** START OF Extracted material **
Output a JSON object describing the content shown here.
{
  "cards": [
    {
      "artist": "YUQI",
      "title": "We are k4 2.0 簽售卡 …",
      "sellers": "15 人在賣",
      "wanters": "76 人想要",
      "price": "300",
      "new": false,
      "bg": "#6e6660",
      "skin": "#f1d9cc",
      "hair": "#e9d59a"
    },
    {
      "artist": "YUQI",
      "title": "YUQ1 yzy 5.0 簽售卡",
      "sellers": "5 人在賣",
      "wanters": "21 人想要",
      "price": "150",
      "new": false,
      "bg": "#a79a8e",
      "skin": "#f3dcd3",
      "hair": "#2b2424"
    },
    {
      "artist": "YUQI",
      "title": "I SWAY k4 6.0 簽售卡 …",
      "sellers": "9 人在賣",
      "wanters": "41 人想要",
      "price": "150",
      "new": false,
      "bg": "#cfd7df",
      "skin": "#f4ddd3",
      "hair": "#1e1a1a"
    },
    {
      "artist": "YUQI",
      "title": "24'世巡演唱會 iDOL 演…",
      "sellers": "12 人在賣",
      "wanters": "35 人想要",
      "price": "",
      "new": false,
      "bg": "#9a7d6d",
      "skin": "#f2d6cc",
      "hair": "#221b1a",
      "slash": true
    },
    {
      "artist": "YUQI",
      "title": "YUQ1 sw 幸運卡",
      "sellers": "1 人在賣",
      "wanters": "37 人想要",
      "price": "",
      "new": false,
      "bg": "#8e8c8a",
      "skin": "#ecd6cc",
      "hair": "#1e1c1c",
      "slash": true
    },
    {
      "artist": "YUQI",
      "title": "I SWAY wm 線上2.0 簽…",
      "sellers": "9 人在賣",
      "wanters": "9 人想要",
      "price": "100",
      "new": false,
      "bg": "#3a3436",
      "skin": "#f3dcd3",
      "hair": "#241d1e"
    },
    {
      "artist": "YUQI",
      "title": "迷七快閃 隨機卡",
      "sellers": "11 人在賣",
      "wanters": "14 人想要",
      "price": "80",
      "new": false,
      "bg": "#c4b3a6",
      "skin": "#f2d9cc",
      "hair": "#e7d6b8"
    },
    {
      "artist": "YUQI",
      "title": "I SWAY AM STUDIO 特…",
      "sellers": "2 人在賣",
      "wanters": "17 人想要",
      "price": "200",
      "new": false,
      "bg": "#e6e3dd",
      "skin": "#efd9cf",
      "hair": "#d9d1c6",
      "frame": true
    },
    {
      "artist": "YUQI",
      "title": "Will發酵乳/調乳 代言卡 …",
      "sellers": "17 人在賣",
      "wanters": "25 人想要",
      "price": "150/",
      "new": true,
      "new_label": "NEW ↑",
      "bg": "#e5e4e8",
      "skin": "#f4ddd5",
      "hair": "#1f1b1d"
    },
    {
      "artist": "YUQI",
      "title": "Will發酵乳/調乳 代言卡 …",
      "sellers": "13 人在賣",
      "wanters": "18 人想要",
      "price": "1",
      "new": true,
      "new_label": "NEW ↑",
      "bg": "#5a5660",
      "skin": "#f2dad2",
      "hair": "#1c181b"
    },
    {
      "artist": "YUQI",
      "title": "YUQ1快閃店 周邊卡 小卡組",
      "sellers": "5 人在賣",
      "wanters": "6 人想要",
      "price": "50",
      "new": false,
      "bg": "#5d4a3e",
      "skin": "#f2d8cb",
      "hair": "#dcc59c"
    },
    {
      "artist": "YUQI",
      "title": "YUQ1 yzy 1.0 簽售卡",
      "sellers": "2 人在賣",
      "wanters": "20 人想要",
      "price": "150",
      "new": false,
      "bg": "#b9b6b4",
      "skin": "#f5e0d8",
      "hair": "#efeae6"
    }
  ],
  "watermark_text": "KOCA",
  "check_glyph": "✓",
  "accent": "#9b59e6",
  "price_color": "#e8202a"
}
** END OF Extracted material **
• _What the task asks_
For this exercise, gather every line of the data that contains the word "wanters".

• _Task result_
      "wanters": "76 人想要",
      "wanters": "21 人想要",
      "wanters": "41 人想要",
      "wanters": "35 人想要",
      "wanters": "37 人想要",
      "wanters": "9 人想要",
      "wanters": "14 人想要",
      "wanters": "17 人想要",
      "wanters": "25 人想要",
      "wanters": "18 人想要",
      "wanters": "6 人想要",
      "wanters": "20 人想要",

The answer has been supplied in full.